Given request -
Report back each line of the records that contains the string "lenses".

Material provided -
==*==

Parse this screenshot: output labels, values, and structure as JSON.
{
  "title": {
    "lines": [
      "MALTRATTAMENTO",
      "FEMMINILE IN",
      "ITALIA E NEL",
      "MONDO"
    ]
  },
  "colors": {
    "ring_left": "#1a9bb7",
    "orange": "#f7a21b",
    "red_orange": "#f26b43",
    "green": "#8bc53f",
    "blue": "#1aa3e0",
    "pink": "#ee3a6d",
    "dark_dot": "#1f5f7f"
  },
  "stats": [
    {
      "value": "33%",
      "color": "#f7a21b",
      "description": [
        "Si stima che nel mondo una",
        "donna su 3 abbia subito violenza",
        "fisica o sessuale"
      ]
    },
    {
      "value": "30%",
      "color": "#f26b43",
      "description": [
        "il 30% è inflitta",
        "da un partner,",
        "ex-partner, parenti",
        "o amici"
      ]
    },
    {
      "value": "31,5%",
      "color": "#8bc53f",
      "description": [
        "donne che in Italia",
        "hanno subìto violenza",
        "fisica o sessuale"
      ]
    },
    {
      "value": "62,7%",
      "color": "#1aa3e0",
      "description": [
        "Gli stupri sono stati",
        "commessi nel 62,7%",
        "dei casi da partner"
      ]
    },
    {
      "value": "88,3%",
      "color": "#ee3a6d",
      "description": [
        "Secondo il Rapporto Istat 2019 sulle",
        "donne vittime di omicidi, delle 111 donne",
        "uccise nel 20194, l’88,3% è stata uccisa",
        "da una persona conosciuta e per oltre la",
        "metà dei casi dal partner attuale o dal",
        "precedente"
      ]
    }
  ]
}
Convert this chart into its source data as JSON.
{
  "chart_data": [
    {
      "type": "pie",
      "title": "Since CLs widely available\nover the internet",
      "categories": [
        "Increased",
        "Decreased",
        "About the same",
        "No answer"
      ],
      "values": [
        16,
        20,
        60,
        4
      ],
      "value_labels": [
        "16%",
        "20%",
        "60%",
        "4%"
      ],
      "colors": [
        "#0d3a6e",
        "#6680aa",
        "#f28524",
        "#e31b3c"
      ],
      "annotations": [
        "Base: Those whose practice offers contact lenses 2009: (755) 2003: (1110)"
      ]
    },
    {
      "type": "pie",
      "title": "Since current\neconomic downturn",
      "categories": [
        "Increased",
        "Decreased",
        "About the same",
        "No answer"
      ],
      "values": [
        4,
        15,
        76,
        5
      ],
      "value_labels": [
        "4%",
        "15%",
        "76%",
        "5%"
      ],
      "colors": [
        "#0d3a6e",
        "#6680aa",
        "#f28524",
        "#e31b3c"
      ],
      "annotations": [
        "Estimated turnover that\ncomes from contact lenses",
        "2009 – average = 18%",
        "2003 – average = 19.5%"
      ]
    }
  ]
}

==*==

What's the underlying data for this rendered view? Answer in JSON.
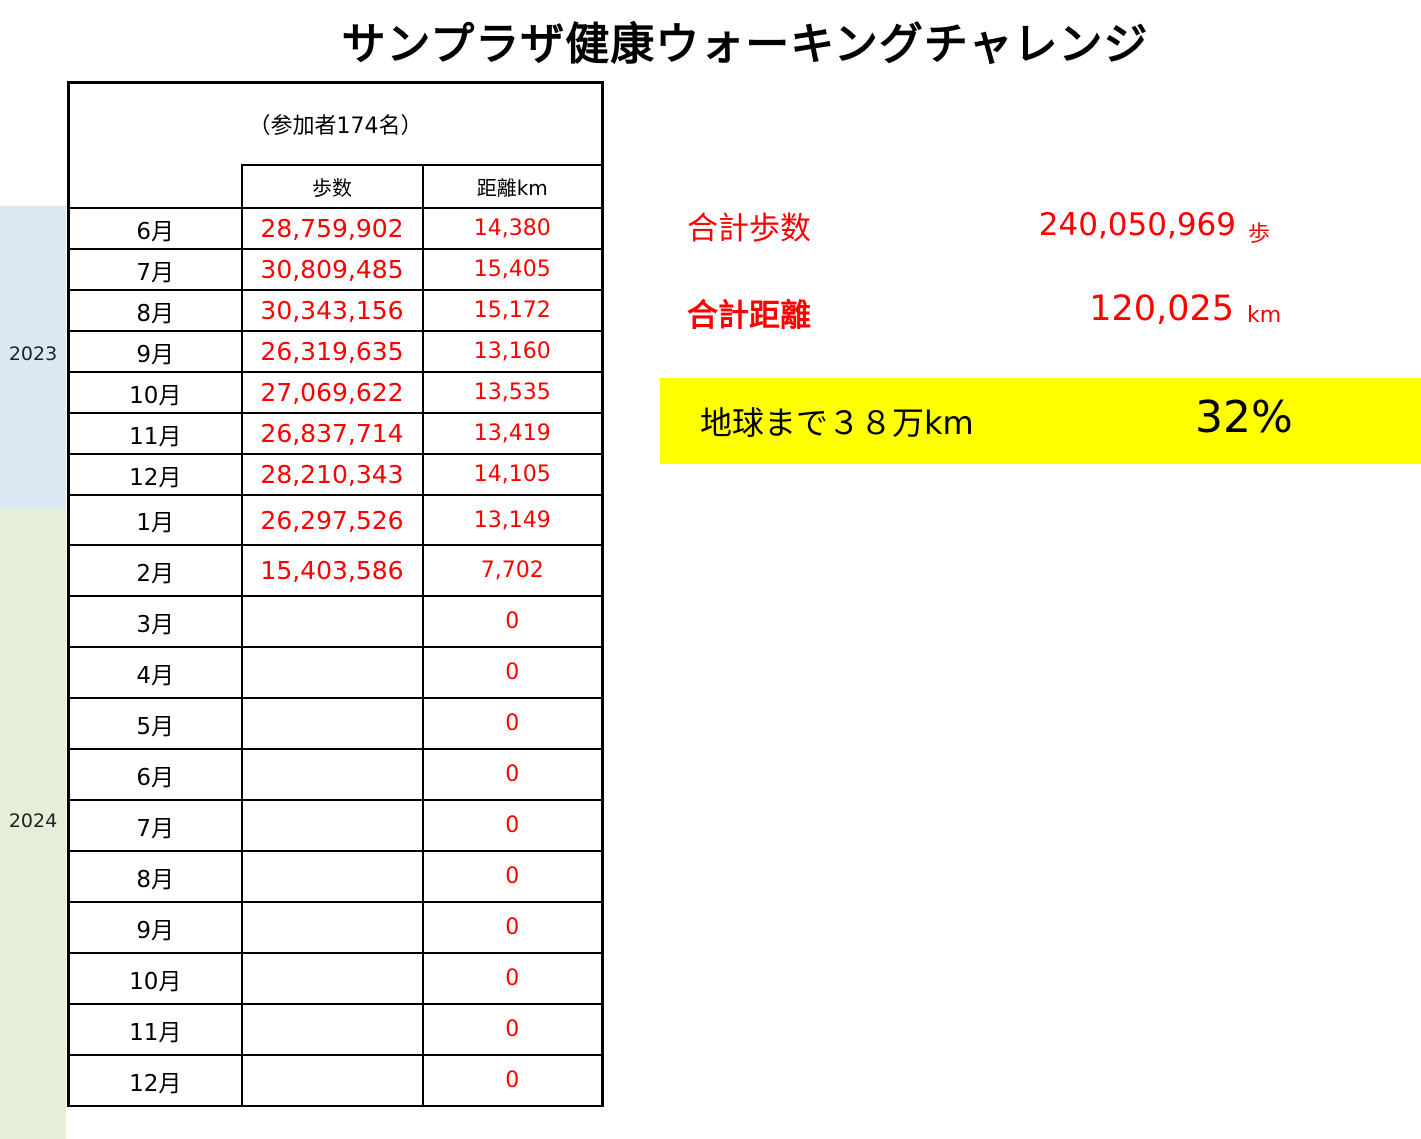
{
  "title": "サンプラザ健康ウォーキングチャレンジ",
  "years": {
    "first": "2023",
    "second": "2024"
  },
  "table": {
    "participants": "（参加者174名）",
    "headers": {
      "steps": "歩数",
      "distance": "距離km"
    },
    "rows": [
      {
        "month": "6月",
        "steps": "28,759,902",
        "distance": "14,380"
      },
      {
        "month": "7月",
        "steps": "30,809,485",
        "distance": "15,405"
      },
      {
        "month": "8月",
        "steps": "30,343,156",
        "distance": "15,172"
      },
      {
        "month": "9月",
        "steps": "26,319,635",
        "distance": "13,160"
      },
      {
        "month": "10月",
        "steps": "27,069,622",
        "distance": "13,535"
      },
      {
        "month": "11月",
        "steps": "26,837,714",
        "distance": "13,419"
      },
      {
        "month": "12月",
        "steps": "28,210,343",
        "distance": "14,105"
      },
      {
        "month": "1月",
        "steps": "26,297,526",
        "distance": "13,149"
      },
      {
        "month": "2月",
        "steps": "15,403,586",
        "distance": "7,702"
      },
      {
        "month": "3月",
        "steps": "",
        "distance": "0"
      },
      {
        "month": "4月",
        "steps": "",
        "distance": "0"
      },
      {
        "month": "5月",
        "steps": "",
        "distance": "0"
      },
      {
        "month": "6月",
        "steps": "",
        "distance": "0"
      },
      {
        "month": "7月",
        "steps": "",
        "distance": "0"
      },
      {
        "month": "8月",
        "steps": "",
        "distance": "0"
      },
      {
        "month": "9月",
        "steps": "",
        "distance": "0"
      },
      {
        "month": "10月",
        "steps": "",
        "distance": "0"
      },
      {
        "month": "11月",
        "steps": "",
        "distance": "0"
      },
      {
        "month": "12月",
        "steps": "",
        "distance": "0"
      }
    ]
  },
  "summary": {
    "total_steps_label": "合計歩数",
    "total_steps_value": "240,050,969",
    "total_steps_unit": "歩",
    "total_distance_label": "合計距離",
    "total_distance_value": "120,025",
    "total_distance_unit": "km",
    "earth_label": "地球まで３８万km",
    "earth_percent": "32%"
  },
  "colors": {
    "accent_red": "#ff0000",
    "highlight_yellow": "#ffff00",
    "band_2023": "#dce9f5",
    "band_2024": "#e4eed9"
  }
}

==*==

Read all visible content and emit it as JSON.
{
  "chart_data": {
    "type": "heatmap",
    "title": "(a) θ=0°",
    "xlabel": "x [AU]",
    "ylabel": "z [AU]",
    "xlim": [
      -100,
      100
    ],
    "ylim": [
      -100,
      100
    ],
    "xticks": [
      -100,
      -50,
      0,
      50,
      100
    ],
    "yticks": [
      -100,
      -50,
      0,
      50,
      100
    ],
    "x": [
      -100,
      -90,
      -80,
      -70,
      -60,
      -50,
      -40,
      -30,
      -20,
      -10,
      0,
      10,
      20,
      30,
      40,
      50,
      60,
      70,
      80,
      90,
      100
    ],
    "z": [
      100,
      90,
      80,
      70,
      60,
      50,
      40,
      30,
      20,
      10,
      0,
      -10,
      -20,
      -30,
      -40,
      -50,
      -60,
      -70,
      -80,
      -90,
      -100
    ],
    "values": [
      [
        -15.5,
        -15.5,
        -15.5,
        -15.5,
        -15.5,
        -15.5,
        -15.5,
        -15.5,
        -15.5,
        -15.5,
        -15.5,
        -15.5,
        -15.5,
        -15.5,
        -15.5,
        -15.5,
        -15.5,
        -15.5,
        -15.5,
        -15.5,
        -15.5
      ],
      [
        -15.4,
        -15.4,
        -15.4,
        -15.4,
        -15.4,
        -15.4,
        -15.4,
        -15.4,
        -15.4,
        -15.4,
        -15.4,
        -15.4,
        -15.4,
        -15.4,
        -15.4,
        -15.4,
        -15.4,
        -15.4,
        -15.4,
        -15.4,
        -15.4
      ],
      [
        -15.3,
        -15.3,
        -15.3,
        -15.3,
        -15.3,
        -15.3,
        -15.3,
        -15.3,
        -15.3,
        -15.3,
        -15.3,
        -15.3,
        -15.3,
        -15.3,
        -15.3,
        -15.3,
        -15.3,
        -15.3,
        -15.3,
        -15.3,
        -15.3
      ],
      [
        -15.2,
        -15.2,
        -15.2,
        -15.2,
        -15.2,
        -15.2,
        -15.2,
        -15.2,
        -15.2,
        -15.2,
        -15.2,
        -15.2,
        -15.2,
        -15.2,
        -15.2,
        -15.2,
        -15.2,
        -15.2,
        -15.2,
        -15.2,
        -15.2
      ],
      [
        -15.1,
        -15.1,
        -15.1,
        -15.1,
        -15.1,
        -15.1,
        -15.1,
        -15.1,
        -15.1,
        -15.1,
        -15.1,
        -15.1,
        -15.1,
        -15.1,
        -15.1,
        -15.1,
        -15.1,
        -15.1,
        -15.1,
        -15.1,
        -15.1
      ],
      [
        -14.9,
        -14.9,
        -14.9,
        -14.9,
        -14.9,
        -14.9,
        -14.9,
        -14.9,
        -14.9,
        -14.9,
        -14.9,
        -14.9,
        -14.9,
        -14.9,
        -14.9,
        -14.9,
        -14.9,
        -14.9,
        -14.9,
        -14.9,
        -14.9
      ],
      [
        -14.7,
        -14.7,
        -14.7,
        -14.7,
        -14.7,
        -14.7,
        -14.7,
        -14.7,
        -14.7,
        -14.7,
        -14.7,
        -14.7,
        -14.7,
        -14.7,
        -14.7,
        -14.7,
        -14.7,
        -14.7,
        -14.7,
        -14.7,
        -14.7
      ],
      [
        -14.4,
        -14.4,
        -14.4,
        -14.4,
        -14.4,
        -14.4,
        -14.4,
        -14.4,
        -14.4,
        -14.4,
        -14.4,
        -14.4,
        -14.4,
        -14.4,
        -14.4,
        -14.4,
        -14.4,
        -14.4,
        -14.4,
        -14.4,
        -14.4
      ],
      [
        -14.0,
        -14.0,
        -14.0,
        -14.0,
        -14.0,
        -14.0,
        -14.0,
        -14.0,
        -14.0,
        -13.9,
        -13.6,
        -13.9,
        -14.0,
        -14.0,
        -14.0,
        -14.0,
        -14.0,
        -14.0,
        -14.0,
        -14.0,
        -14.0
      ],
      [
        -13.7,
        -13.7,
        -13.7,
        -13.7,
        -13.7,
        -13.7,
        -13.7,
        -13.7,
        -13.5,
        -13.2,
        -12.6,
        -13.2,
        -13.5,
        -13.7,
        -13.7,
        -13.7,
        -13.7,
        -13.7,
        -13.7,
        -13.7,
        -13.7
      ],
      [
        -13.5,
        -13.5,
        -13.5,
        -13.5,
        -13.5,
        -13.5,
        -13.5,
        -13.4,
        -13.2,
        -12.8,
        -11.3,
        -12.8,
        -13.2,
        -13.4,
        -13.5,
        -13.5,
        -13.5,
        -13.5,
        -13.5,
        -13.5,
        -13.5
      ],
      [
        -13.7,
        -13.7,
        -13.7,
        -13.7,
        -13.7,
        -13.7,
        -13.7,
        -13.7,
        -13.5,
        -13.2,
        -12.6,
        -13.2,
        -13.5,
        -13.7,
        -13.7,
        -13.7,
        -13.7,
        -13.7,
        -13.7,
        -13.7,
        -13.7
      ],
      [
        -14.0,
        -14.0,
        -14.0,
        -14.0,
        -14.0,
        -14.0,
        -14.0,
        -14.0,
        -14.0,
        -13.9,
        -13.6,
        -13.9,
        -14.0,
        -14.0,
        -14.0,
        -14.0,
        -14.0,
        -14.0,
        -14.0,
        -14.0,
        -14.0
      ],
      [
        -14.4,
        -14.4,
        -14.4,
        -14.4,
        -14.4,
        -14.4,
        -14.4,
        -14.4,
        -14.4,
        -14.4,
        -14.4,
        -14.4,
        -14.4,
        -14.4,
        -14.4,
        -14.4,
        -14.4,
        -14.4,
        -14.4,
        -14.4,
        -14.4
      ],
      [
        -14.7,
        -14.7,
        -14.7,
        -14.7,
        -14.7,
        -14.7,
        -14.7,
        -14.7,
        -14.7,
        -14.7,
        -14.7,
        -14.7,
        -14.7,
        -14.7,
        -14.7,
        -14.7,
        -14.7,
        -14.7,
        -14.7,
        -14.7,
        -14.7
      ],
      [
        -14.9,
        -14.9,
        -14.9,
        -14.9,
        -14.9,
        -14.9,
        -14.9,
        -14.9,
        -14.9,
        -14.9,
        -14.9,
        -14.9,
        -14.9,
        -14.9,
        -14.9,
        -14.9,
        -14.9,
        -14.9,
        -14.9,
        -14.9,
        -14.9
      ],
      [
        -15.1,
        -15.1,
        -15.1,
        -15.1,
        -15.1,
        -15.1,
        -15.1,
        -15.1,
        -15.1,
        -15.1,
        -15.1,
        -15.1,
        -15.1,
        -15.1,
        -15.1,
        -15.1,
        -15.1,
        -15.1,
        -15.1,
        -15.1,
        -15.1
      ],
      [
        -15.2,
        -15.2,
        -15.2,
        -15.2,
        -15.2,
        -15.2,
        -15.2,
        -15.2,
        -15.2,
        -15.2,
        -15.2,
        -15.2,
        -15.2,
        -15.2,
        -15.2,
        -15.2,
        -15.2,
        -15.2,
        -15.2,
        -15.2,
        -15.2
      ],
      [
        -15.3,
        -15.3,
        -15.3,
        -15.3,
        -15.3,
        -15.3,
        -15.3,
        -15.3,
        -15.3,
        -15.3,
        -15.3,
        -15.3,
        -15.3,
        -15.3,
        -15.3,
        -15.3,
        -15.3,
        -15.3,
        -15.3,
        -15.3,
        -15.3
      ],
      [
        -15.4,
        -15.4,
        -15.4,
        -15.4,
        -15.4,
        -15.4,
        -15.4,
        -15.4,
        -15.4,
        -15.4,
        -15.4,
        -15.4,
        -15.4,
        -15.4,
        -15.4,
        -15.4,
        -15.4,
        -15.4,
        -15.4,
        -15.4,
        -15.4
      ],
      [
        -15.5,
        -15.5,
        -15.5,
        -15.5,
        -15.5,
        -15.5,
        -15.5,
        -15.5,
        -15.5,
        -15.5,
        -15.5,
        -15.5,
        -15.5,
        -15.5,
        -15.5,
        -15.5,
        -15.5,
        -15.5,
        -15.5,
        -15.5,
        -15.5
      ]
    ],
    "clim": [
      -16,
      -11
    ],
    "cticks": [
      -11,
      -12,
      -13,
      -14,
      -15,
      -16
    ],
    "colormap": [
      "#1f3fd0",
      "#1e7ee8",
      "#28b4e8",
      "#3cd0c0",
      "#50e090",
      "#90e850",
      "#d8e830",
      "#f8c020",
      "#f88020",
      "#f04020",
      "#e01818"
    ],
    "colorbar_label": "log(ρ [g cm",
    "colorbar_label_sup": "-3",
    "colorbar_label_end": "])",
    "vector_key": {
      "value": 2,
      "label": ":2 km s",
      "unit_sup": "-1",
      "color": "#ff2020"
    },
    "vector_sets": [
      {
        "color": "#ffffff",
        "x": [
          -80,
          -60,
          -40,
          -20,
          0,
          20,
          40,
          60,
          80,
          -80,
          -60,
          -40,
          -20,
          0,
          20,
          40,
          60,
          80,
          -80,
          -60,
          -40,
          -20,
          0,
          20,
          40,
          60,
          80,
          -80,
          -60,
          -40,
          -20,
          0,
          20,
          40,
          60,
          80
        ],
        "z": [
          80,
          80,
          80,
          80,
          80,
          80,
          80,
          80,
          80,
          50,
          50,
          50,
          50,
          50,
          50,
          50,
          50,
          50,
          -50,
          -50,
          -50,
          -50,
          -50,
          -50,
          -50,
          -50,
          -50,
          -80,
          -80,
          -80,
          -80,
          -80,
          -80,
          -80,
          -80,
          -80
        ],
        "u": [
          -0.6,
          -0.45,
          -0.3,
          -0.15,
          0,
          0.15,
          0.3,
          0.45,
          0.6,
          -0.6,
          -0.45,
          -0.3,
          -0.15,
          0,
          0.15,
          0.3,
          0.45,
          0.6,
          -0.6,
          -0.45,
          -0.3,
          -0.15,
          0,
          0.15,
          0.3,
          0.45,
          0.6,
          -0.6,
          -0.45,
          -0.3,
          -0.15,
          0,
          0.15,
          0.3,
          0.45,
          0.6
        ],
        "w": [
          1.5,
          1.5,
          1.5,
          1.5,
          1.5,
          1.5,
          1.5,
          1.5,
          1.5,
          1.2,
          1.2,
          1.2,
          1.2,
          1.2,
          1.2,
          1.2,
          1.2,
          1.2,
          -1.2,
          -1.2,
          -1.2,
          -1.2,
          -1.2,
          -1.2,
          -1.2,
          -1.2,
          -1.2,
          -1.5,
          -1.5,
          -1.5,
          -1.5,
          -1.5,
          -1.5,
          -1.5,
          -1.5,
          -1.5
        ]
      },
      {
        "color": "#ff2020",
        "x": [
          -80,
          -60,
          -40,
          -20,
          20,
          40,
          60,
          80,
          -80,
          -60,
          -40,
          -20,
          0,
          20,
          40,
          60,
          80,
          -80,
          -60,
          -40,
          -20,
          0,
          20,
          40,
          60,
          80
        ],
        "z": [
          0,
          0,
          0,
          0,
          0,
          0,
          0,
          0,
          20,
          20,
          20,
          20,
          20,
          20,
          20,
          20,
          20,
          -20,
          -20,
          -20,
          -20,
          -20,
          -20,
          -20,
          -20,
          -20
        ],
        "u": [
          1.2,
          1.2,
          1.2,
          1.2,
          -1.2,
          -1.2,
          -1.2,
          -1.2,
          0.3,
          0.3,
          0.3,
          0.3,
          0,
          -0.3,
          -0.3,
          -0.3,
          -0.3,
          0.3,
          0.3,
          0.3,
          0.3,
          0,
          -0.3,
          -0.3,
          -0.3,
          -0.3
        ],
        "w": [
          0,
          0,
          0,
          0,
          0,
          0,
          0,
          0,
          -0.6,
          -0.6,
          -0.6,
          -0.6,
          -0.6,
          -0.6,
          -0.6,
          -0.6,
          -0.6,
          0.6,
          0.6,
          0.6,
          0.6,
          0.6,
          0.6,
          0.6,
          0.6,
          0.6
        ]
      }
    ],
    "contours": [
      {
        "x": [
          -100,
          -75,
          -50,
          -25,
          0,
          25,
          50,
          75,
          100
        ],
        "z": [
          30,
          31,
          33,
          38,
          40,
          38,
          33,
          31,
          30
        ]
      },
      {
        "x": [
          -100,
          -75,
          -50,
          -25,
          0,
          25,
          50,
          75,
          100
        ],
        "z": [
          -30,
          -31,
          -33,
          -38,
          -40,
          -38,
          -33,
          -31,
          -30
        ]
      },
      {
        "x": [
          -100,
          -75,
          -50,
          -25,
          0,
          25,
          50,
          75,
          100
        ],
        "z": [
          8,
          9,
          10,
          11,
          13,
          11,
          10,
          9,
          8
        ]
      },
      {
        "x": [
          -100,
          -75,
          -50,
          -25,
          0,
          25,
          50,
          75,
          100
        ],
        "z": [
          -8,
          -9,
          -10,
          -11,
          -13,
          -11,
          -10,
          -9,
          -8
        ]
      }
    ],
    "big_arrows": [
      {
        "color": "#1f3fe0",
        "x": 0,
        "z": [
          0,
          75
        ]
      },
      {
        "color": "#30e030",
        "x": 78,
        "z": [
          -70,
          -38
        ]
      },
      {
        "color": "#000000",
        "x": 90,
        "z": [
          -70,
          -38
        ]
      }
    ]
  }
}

==*==

Response below -
        "Base: Those whose practice offers contact lenses 2009: (755) 2003: (1110)"
        "Estimated turnover that\ncomes from contact lenses",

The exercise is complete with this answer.